**Written exercise:** Count how many lines include "поселение" and answer with that number only.

**Raw records:**
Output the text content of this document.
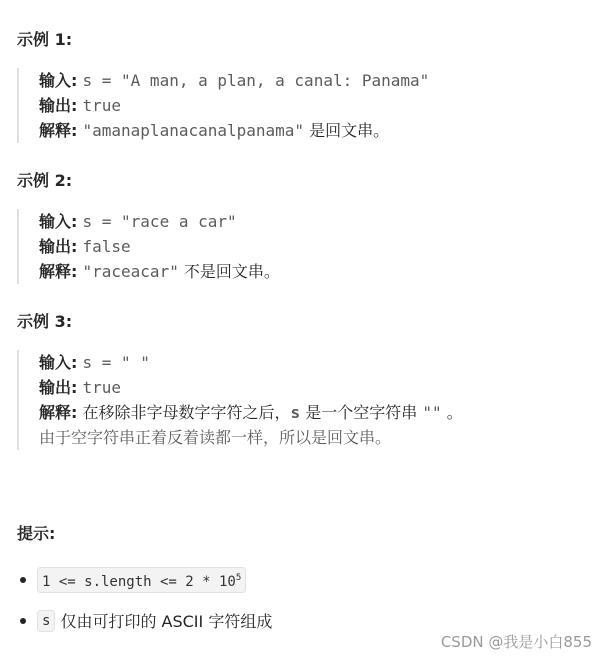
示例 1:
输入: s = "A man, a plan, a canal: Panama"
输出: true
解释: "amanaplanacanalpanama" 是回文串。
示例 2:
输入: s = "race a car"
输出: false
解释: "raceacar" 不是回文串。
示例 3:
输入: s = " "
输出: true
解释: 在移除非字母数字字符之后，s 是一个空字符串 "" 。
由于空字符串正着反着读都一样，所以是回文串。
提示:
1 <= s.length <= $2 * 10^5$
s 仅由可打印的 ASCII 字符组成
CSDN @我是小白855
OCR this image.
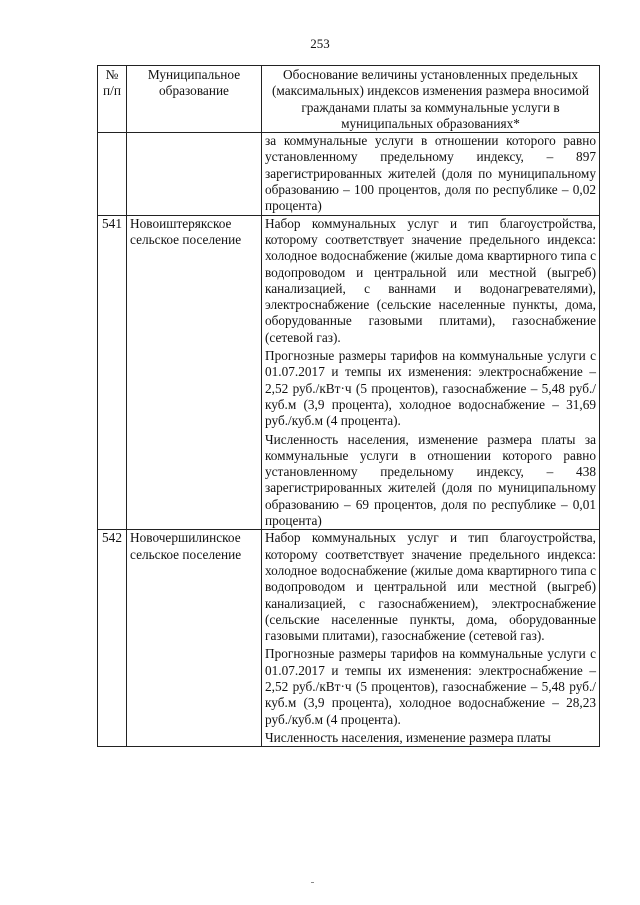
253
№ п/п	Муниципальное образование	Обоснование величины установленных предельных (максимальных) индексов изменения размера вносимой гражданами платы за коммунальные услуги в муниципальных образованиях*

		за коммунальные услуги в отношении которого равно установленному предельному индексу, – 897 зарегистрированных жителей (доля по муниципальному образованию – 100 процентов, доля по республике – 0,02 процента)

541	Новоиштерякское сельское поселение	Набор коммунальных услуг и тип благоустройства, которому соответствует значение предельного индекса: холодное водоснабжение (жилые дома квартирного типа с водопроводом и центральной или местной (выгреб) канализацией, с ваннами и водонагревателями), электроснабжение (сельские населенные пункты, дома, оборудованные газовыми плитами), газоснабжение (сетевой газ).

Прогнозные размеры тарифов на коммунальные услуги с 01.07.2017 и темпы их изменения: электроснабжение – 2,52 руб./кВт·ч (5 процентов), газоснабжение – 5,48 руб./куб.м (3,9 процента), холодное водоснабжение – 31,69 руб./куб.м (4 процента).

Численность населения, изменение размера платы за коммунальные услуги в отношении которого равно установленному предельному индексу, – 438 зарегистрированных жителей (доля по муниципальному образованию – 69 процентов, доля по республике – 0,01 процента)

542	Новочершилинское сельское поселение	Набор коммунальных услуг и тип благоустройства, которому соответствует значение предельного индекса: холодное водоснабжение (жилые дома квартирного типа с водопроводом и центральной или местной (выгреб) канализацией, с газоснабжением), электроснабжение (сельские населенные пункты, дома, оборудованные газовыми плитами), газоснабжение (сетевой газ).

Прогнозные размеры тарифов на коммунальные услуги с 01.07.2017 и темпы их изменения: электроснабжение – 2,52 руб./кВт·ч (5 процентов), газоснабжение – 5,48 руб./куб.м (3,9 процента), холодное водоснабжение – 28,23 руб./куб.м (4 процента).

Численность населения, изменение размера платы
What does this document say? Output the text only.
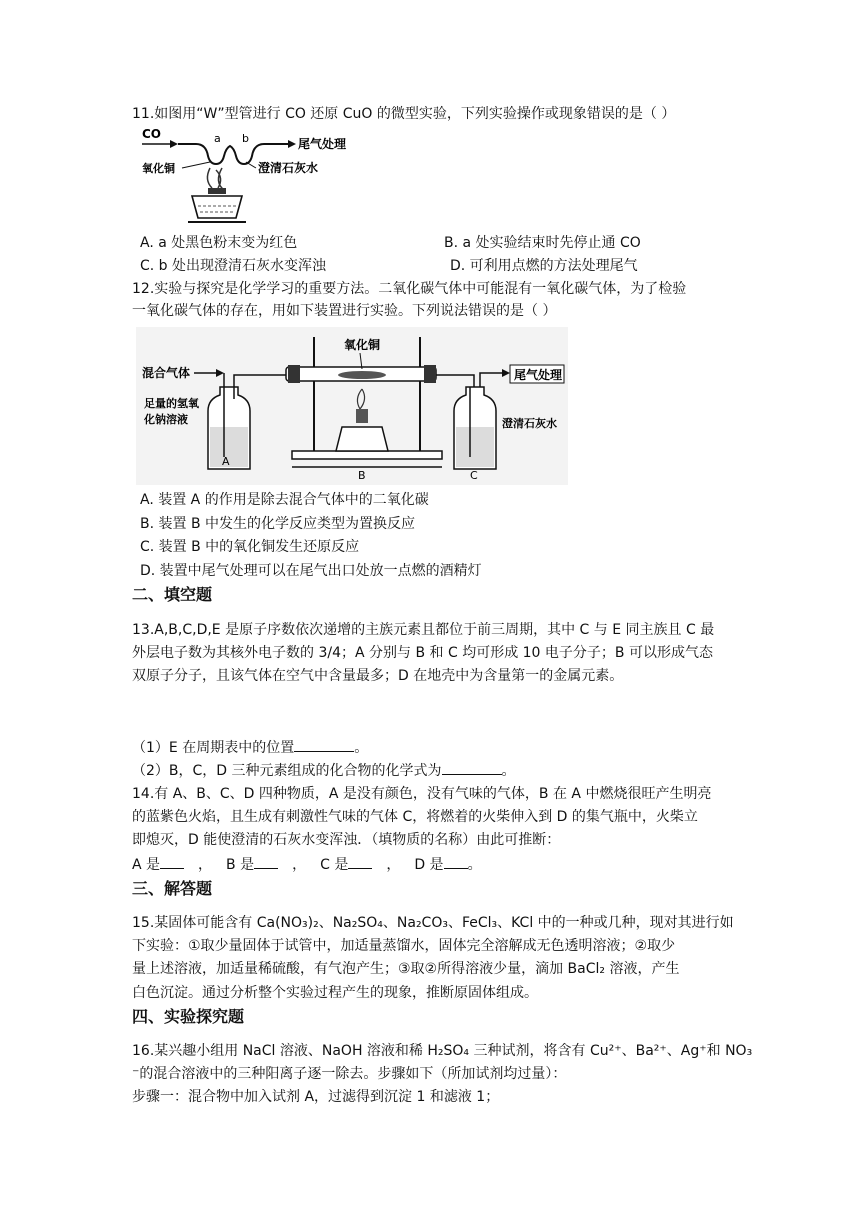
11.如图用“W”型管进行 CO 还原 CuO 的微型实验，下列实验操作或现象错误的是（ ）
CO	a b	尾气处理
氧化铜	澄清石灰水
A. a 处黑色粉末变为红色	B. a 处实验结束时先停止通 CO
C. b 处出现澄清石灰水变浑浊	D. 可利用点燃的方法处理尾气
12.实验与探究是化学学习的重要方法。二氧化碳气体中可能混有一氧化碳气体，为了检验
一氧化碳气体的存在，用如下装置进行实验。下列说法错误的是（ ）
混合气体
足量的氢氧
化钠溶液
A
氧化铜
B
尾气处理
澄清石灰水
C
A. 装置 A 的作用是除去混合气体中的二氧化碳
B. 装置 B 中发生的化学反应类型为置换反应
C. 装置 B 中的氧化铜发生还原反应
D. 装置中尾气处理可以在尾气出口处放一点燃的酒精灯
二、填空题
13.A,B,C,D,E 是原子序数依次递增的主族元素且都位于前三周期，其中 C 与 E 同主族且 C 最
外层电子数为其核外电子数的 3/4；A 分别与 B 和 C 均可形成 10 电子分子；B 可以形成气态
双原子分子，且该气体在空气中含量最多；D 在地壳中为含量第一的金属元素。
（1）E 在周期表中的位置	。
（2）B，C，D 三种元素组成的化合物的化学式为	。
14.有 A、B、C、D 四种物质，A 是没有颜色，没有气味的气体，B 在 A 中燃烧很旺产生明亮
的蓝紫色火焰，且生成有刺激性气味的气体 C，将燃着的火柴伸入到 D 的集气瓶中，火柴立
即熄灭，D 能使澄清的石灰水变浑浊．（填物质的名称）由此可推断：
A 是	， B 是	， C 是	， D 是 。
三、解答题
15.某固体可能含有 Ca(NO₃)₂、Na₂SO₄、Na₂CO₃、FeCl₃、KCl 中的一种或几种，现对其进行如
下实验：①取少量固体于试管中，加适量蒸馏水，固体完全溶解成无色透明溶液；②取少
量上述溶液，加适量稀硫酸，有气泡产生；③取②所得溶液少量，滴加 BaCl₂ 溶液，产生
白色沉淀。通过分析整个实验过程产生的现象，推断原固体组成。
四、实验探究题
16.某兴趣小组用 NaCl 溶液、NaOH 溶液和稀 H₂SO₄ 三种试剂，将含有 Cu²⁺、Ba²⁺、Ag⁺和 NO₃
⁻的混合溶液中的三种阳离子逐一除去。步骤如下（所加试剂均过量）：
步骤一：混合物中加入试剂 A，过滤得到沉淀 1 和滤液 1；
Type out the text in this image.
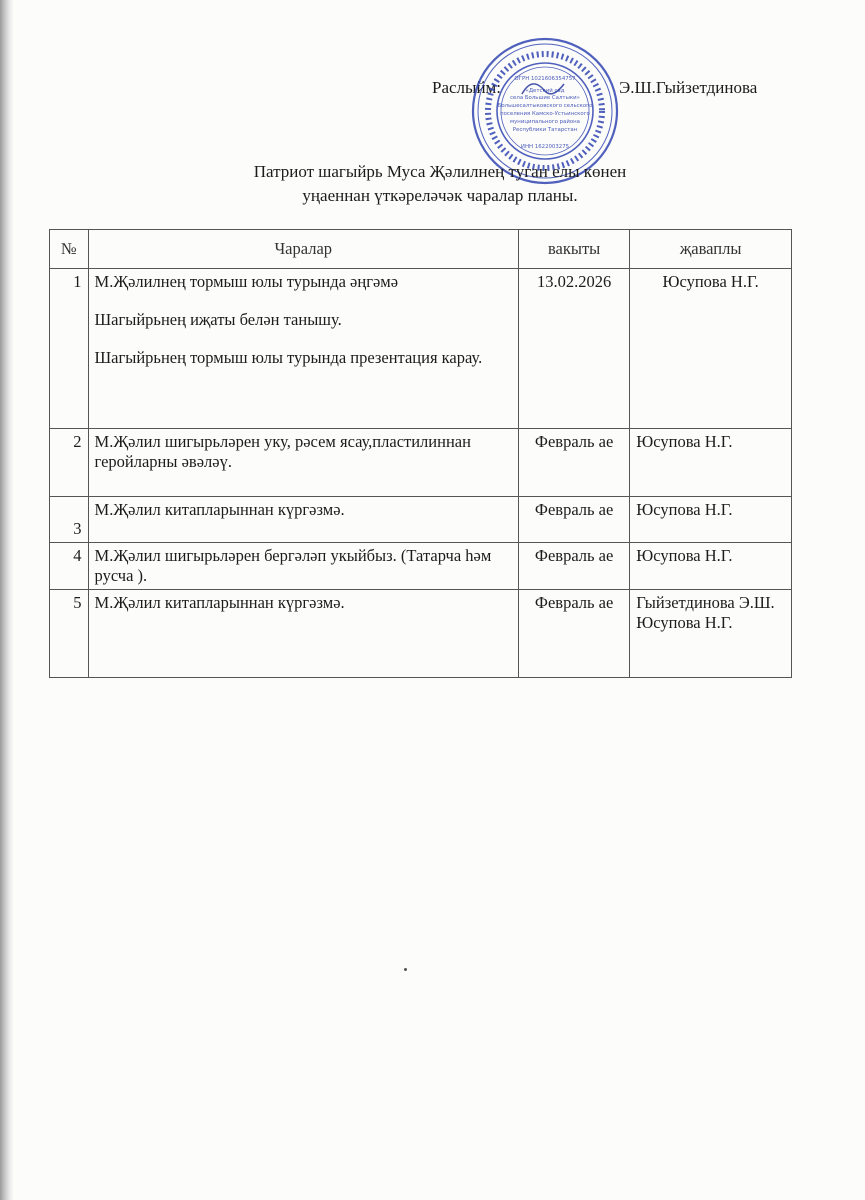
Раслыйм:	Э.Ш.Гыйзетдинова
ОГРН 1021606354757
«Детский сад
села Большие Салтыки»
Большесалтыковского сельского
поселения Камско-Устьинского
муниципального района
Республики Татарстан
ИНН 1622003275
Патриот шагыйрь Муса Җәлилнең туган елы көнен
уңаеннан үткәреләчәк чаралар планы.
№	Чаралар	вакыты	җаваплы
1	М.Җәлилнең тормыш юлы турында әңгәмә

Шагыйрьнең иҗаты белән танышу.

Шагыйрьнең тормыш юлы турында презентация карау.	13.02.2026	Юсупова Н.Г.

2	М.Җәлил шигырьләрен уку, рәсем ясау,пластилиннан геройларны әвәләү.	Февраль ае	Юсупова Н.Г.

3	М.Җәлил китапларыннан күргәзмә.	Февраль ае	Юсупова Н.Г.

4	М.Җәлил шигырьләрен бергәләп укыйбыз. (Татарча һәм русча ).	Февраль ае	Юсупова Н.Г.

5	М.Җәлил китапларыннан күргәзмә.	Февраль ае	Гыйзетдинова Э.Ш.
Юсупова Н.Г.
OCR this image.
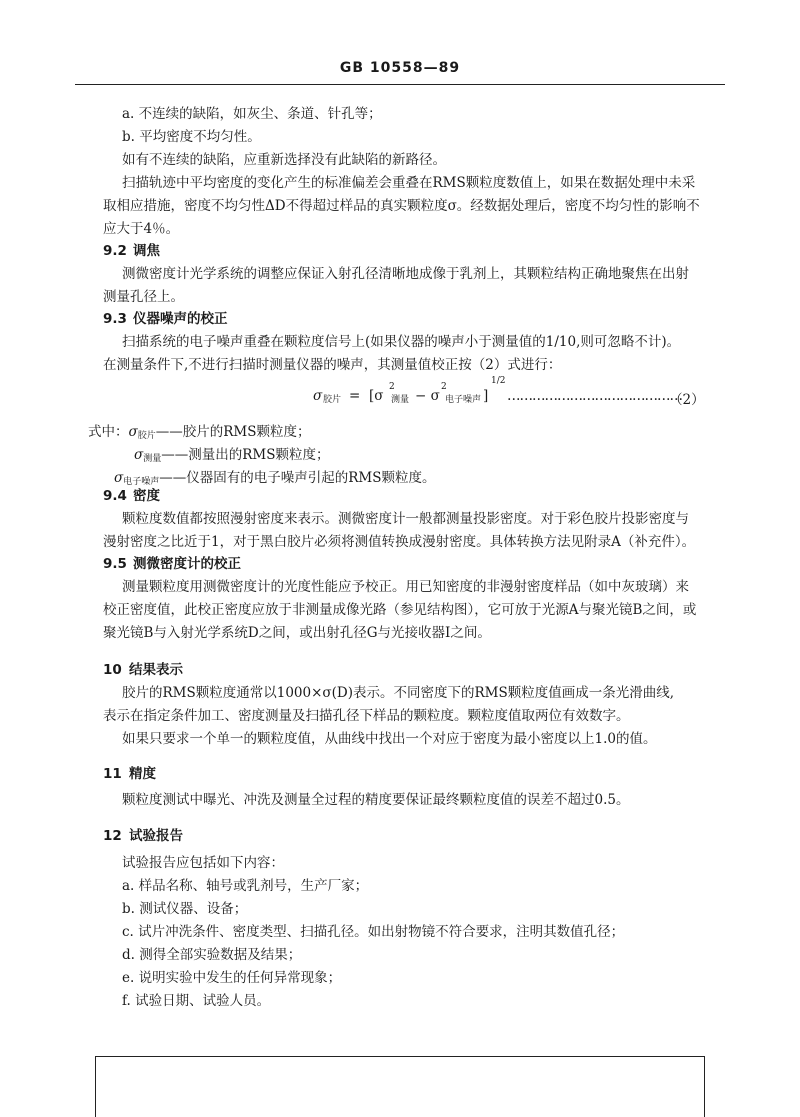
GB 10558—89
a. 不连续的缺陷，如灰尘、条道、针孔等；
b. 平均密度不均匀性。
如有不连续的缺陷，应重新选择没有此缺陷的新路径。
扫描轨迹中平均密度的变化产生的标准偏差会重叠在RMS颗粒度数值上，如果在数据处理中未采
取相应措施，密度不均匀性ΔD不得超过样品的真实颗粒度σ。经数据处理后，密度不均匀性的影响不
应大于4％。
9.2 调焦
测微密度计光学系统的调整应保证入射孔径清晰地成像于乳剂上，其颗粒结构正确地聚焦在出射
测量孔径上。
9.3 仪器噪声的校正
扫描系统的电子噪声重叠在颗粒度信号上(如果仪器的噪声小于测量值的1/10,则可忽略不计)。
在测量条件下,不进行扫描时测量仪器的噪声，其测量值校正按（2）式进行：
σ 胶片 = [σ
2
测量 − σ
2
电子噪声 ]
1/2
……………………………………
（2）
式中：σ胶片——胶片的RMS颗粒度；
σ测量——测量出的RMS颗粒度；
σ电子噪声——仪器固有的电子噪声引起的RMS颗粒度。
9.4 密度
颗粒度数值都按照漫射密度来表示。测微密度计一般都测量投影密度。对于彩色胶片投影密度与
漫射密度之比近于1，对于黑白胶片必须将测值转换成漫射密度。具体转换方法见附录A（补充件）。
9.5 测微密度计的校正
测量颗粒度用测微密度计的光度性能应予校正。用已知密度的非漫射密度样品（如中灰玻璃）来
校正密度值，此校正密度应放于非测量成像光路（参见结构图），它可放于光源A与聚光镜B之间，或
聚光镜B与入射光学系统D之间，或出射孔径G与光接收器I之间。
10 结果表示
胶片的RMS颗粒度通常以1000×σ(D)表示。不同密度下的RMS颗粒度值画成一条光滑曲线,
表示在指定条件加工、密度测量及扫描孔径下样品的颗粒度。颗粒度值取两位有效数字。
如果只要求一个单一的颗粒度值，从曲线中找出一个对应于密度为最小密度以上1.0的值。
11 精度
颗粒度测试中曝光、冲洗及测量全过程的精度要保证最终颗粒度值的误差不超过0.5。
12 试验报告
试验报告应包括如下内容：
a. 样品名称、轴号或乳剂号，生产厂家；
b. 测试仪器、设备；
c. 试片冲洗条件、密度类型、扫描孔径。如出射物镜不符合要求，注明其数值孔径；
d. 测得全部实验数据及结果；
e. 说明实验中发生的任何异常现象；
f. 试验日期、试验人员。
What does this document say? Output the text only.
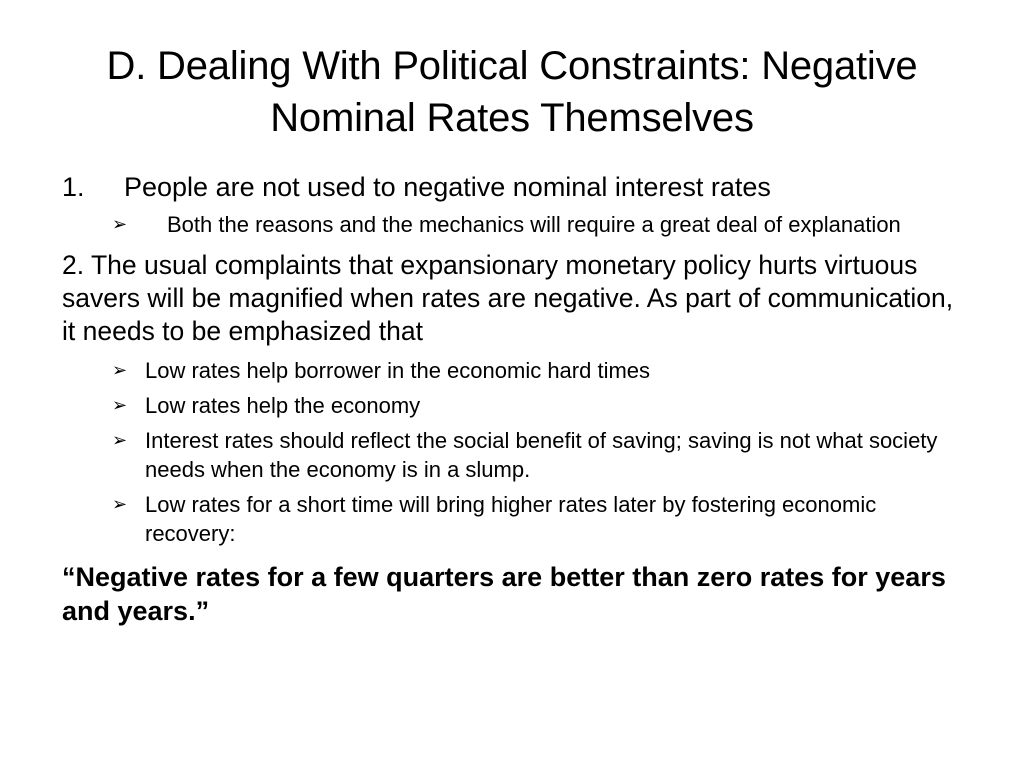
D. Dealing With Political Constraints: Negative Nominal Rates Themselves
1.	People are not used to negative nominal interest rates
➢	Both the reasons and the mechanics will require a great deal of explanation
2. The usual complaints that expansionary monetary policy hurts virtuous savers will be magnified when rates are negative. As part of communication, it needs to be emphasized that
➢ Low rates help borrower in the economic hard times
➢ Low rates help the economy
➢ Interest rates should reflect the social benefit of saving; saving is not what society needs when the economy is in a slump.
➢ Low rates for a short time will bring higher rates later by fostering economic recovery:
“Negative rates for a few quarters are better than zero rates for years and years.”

**Exercise output:** 2